Recorded data
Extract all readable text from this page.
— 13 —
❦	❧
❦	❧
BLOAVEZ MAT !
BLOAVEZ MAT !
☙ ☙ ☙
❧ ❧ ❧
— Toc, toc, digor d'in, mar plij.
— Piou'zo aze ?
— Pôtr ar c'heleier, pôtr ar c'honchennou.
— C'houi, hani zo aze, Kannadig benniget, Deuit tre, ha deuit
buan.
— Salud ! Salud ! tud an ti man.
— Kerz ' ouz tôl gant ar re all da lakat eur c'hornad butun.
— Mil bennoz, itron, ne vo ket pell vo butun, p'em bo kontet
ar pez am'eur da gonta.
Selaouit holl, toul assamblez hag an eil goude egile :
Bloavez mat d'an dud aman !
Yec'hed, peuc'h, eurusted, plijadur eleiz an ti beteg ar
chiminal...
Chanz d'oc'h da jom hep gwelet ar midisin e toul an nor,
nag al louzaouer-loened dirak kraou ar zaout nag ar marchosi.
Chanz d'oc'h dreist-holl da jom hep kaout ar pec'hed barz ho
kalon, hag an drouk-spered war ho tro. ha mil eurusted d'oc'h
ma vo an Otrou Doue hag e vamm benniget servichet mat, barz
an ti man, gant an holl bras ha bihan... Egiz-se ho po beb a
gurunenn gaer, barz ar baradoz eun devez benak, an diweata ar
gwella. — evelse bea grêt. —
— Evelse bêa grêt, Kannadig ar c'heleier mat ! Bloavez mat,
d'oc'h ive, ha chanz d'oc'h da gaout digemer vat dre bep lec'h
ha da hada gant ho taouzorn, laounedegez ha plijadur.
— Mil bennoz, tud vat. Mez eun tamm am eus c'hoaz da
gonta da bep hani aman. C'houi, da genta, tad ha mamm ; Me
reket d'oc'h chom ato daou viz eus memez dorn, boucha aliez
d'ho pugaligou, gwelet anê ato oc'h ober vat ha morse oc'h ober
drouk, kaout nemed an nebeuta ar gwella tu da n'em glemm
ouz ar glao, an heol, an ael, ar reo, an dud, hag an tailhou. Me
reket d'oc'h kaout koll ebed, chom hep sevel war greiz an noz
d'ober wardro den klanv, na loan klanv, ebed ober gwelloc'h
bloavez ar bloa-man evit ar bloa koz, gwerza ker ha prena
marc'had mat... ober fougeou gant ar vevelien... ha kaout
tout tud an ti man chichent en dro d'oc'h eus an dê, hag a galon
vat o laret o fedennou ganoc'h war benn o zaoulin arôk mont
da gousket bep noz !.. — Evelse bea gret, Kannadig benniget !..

» EXERCISE REQUIREMENTS
Pick out the lines above containing the word "houi", then copy them.

» REPLY
— C'houi, hani zo aze, Kannadig benniget, Deuit tre, ha deuit
gonta da bep hani aman. C'houi, da genta, tad ha mamm ; Me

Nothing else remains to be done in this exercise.